BEGIN

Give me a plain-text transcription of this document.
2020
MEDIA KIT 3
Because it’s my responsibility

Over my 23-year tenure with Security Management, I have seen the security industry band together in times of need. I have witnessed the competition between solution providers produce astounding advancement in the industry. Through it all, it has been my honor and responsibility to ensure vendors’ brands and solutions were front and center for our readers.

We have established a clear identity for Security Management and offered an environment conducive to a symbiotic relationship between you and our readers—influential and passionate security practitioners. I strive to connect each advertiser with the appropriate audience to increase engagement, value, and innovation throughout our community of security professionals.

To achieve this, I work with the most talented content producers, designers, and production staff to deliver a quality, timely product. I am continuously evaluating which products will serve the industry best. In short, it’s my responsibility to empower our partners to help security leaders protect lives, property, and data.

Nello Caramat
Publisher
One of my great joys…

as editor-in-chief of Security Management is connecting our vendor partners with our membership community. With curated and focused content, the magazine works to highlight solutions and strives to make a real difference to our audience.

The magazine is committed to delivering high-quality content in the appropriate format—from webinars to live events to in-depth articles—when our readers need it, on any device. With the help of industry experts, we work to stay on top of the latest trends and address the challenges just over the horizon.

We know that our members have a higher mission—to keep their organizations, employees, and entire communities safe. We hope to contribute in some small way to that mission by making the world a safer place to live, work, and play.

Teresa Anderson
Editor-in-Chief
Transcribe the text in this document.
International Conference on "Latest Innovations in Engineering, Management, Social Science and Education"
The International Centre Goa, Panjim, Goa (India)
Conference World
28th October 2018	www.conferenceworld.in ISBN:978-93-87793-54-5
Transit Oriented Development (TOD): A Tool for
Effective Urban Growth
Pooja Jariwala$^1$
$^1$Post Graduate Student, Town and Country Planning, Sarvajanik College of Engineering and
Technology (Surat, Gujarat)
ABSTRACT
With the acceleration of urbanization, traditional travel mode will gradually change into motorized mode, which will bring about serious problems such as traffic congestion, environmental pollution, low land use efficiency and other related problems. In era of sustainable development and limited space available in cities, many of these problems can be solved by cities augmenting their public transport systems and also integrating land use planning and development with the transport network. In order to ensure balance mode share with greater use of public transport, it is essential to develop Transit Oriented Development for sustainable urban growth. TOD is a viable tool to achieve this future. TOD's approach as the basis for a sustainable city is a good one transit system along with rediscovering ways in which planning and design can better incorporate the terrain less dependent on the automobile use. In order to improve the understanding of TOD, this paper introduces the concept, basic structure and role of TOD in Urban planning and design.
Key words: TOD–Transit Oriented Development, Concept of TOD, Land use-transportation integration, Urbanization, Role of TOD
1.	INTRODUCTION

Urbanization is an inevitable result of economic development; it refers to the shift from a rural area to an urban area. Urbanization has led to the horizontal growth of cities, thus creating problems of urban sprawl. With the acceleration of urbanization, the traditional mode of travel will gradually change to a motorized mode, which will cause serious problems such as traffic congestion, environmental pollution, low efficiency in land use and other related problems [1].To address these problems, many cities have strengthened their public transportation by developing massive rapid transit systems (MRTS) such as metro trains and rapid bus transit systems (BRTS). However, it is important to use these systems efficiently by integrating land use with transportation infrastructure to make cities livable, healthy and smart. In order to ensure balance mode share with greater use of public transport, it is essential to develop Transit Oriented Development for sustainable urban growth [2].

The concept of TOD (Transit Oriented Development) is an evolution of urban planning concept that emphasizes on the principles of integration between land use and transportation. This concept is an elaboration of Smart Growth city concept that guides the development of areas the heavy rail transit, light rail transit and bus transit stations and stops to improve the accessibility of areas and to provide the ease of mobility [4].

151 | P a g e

END

§ **Written request**
Locate all lines in the listing above with the word "achieve" and copy them.

§ **Exercise answer**
To achieve this, I work with the most talented content producers, designers, and production staff to deliver a quality, timely product. I am continuously evaluating which products will serve the industry best. In short, it’s my responsibility to empower our partners to help security leaders protect lives, property, and data.
With the acceleration of urbanization, traditional travel mode will gradually change into motorized mode, which will bring about serious problems such as traffic congestion, environmental pollution, low land use efficiency and other related problems. In era of sustainable development and limited space available in cities, many of these problems can be solved by cities augmenting their public transport systems and also integrating land use planning and development with the transport network. In order to ensure balance mode share with greater use of public transport, it is essential to develop Transit Oriented Development for sustainable urban growth. TOD is a viable tool to achieve this future. TOD's approach as the basis for a sustainable city is a good one transit system along with rediscovering ways in which planning and design can better incorporate the terrain less dependent on the automobile use. In order to improve the understanding of TOD, this paper introduces the concept, basic structure and role of TOD in Urban planning and design.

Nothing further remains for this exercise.